» **DESCRIPTION OF THE TASK**: Identify each line below that contains the word "Воронежской", and copy it out.

» **LISTED ENTRIES**:
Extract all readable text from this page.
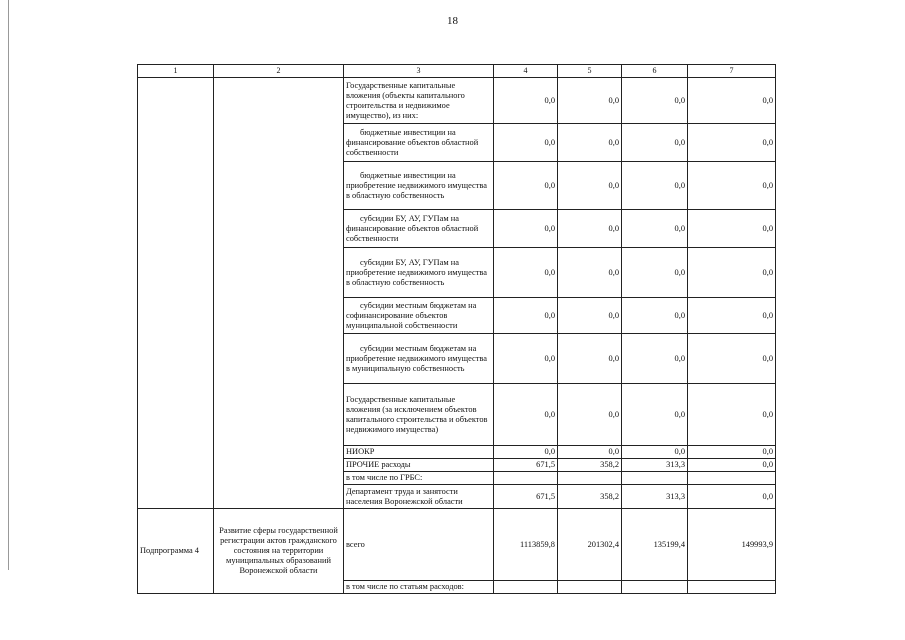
18
1	2	3	4	5	6	7
		Государственные капитальные вложения (объекты капитального строительства и недвижимое имущество), из них:	0,0	0,0	0,0	0,0
		бюджетные инвестиции на финансирование объектов областной собственности	0,0	0,0	0,0	0,0
		бюджетные инвестиции на приобретение недвижимого имущества в областную собственность	0,0	0,0	0,0	0,0
		субсидии БУ, АУ, ГУПам на финансирование объектов областной собственности	0,0	0,0	0,0	0,0
		субсидии БУ, АУ, ГУПам на приобретение недвижимого имущества в областную собственность	0,0	0,0	0,0	0,0
		субсидии местным бюджетам на софинансирование объектов муниципальной собственности	0,0	0,0	0,0	0,0
		субсидии местным бюджетам на приобретение недвижимого имущества в муниципальную собственность	0,0	0,0	0,0	0,0
		Государственные капитальные вложения (за исключением объектов капитального строительства и объектов недвижимого имущества)	0,0	0,0	0,0	0,0
		НИОКР	0,0	0,0	0,0	0,0
		ПРОЧИЕ расходы	671,5	358,2	313,3	0,0
		в том числе по ГРБС:				
		Департамент труда и занятости населения Воронежской области	671,5	358,2	313,3	0,0
Подпрограмма 4	Развитие сферы государственной регистрации актов гражданского состояния на территории муниципальных образований Воронежской области	всего	1113859,8	201302,4	135199,4	149993,9
		в том числе по статьям расходов:				
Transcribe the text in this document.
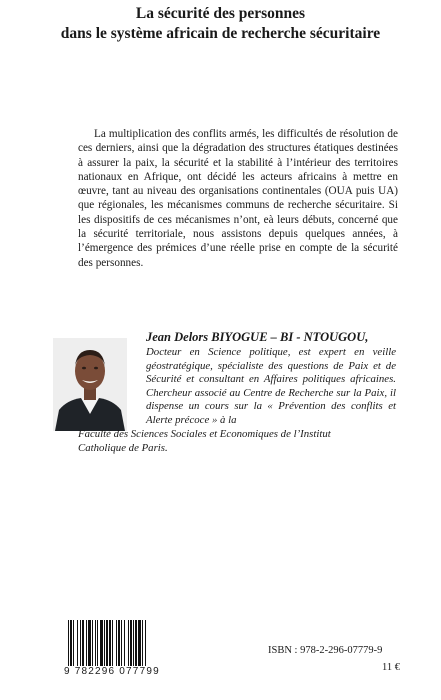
La sécurité des personnes
dans le système africain de recherche sécuritaire

La multiplication des conflits armés, les difficultés de résolution de ces derniers, ainsi que la dégradation des structures étatiques destinées à assurer la paix, la sécurité et la stabilité à l’intérieur des territoires nationaux en Afrique, ont décidé les acteurs africains à mettre en œuvre, tant au niveau des organisations continentales (OUA puis UA) que régionales, les mécanismes communs de recherche sécuritaire. Si les dispositifs de ces mécanismes n’ont, eà leurs débuts, concerné que la sécurité territoriale, nous assistons depuis quelques années, à l’émergence des prémices d’une réelle prise en compte de la sécurité des personnes.

Jean Delors BIYOGUE – BI - NTOUGOU,
Docteur en Science politique, est expert en veille géostratégique, spécialiste des questions de Paix et de Sécurité et consultant en Affaires politiques africaines. Chercheur associé au Centre de Recherche sur la Paix, il dispense un cours sur la « Prévention des conflits et Alerte précoce » à la
Faculté des Sciences Sociales et Economiques de l’Institut
Catholique de Paris.
9 782296 077799
ISBN : 978-2-296-07779-9
11 €
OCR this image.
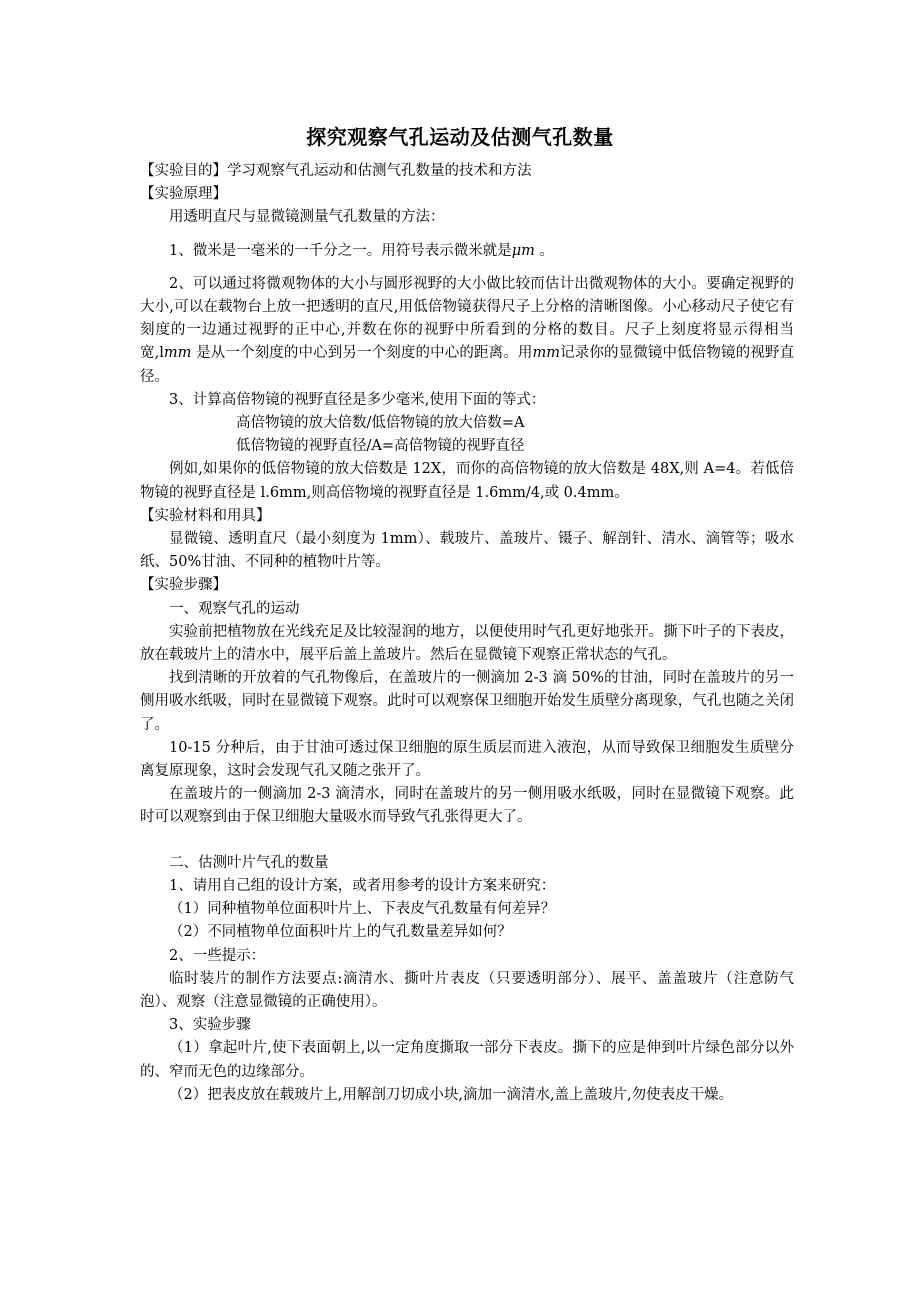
探究观察气孔运动及估测气孔数量

【实验目的】学习观察气孔运动和估测气孔数量的技术和方法

【实验原理】

用透明直尺与显微镜测量气孔数量的方法：

1、微米是一毫米的一千分之一。用符号表示微米就是μm 。

2、可以通过将微观物体的大小与圆形视野的大小做比较而估计出微观物体的大小。要确定视野的大小,可以在载物台上放一把透明的直尺,用低倍物镜获得尺子上分格的清晰图像。小心移动尺子使它有刻度的一边通过视野的正中心,并数在你的视野中所看到的分格的数目。尺子上刻度将显示得相当宽,lmm 是从一个刻度的中心到另一个刻度的中心的距离。用mm记录你的显微镜中低倍物镜的视野直径。

3、计算高倍物镜的视野直径是多少毫米,使用下面的等式：

高倍物镜的放大倍数/低倍物镜的放大倍数=A

低倍物镜的视野直径/A=高倍物镜的视野直径

例如,如果你的低倍物镜的放大倍数是 12X，而你的高倍物镜的放大倍数是 48X,则 A=4。若低倍物镜的视野直径是 l.6mm,则高倍物境的视野直径是 1.6mm/4,或 0.4mm。

【实验材料和用具】

显微镜、透明直尺（最小刻度为 1mm）、载玻片、盖玻片、镊子、解剖针、清水、滴管等；吸水纸、50%甘油、不同种的植物叶片等。

【实验步骤】

一、观察气孔的运动

实验前把植物放在光线充足及比较湿润的地方，以便使用时气孔更好地张开。撕下叶子的下表皮，放在载玻片上的清水中，展平后盖上盖玻片。然后在显微镜下观察正常状态的气孔。

找到清晰的开放着的气孔物像后，在盖玻片的一侧滴加 2-3 滴 50%的甘油，同时在盖玻片的另一侧用吸水纸吸，同时在显微镜下观察。此时可以观察保卫细胞开始发生质壁分离现象，气孔也随之关闭了。

10-15 分种后，由于甘油可透过保卫细胞的原生质层而进入液泡，从而导致保卫细胞发生质壁分离复原现象，这时会发现气孔又随之张开了。

在盖玻片的一侧滴加 2-3 滴清水，同时在盖玻片的另一侧用吸水纸吸，同时在显微镜下观察。此时可以观察到由于保卫细胞大量吸水而导致气孔张得更大了。

二、估测叶片气孔的数量

1、请用自己组的设计方案，或者用参考的设计方案来研究：

（1）同种植物单位面积叶片上、下表皮气孔数量有何差异？

（2）不同植物单位面积叶片上的气孔数量差异如何？

2、一些提示：

临时装片的制作方法要点:滴清水、撕叶片表皮（只要透明部分）、展平、盖盖玻片（注意防气泡）、观察（注意显微镜的正确使用）。

3、实验步骤

（1）拿起叶片,使下表面朝上,以一定角度撕取一部分下表皮。撕下的应是伸到叶片绿色部分以外的、窄而无色的边缘部分。

（2）把表皮放在载玻片上,用解剖刀切成小块,滴加一滴清水,盖上盖玻片,勿使表皮干燥。
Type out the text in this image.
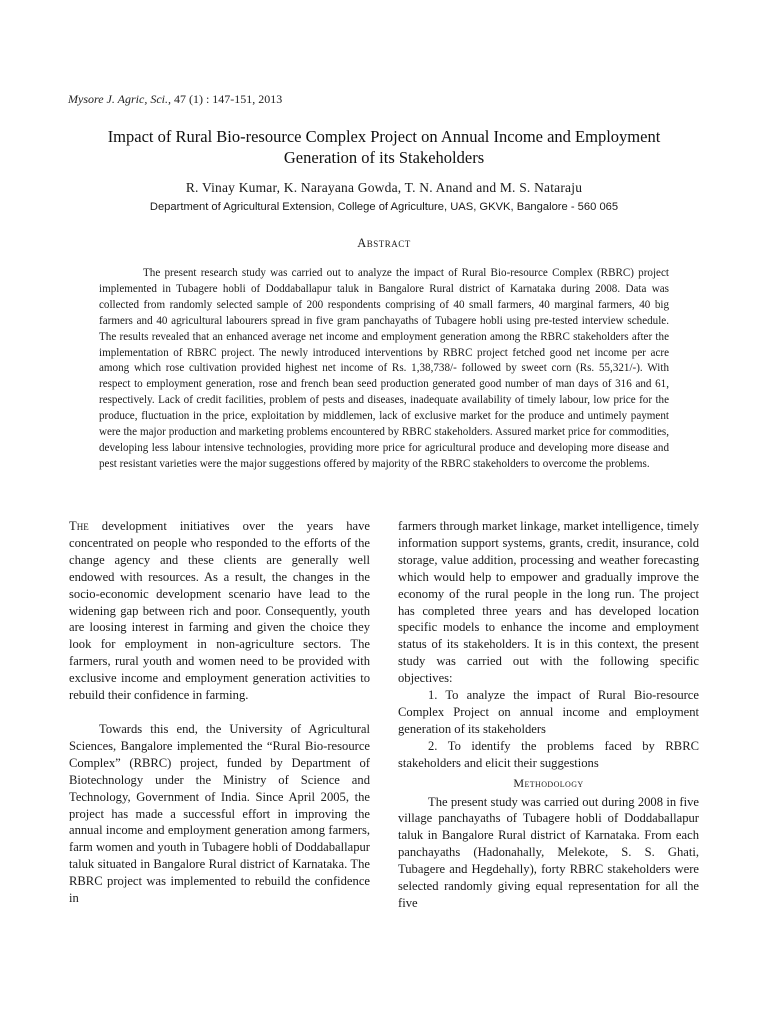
Mysore J. Agric, Sci., 47 (1) : 147-151, 2013
Impact of Rural Bio-resource Complex Project on Annual Income and Employment
Generation of its Stakeholders
R. Vinay Kumar, K. Narayana Gowda, T. N. Anand and M. S. Nataraju
Department of Agricultural Extension, College of Agriculture, UAS, GKVK, Bangalore - 560 065
Abstract

The present research study was carried out to analyze the impact of Rural Bio-resource Complex (RBRC) project implemented in Tubagere hobli of Doddaballapur taluk in Bangalore Rural district of Karnataka during 2008. Data was collected from randomly selected sample of 200 respondents comprising of 40 small farmers, 40 marginal farmers, 40 big farmers and 40 agricultural labourers spread in five gram panchayaths of Tubagere hobli using pre-tested interview schedule. The results revealed that an enhanced average net income and employment generation among the RBRC stakeholders after the implementation of RBRC project. The newly introduced interventions by RBRC project fetched good net income per acre among which rose cultivation provided highest net income of Rs. 1,38,738/- followed by sweet corn (Rs. 55,321/-). With respect to employment generation, rose and french bean seed production generated good number of man days of 316 and 61, respectively. Lack of credit facilities, problem of pests and diseases, inadequate availability of timely labour, low price for the produce, fluctuation in the price, exploitation by middlemen, lack of exclusive market for the produce and untimely payment were the major production and marketing problems encountered by RBRC stakeholders. Assured market price for commodities, developing less labour intensive technologies, providing more price for agricultural produce and developing more disease and pest resistant varieties were the major suggestions offered by majority of the RBRC stakeholders to overcome the problems.

The development initiatives over the years have concentrated on people who responded to the efforts of the change agency and these clients are generally well endowed with resources. As a result, the changes in the socio-economic development scenario have lead to the widening gap between rich and poor. Consequently, youth are loosing interest in farming and given the choice they look for employment in non-agriculture sectors. The farmers, rural youth and women need to be provided with exclusive income and employment generation activities to rebuild their confidence in farming.

Towards this end, the University of Agricultural Sciences, Bangalore implemented the “Rural Bio-resource Complex” (RBRC) project, funded by Department of Biotechnology under the Ministry of Science and Technology, Government of India. Since April 2005, the project has made a successful effort in improving the annual income and employment generation among farmers, farm women and youth in Tubagere hobli of Doddaballapur taluk situated in Bangalore Rural district of Karnataka. The RBRC project was implemented to rebuild the confidence in

farmers through market linkage, market intelligence, timely information support systems, grants, credit, insurance, cold storage, value addition, processing and weather forecasting which would help to empower and gradually improve the economy of the rural people in the long run. The project has completed three years and has developed location specific models to enhance the income and employment status of its stakeholders. It is in this context, the present study was carried out with the following specific objectives:

1. To analyze the impact of Rural Bio-resource Complex Project on annual income and employment generation of its stakeholders

2. To identify the problems faced by RBRC stakeholders and elicit their suggestions

Methodology

The present study was carried out during 2008 in five village panchayaths of Tubagere hobli of Doddaballapur taluk in Bangalore Rural district of Karnataka. From each panchayaths (Hadonahally, Melekote, S. S. Ghati, Tubagere and Hegdehally), forty RBRC stakeholders were selected randomly giving equal representation for all the five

» **OUTPUT OF THE EXERCISE**:
		Департамент труда и занятости населения Воронежской области	671,5	358,2	313,3	0,0
Подпрограмма 4	Развитие сферы государственной регистрации актов гражданского состояния на территории муниципальных образований Воронежской области	всего	1113859,8	201302,4	135199,4	149993,9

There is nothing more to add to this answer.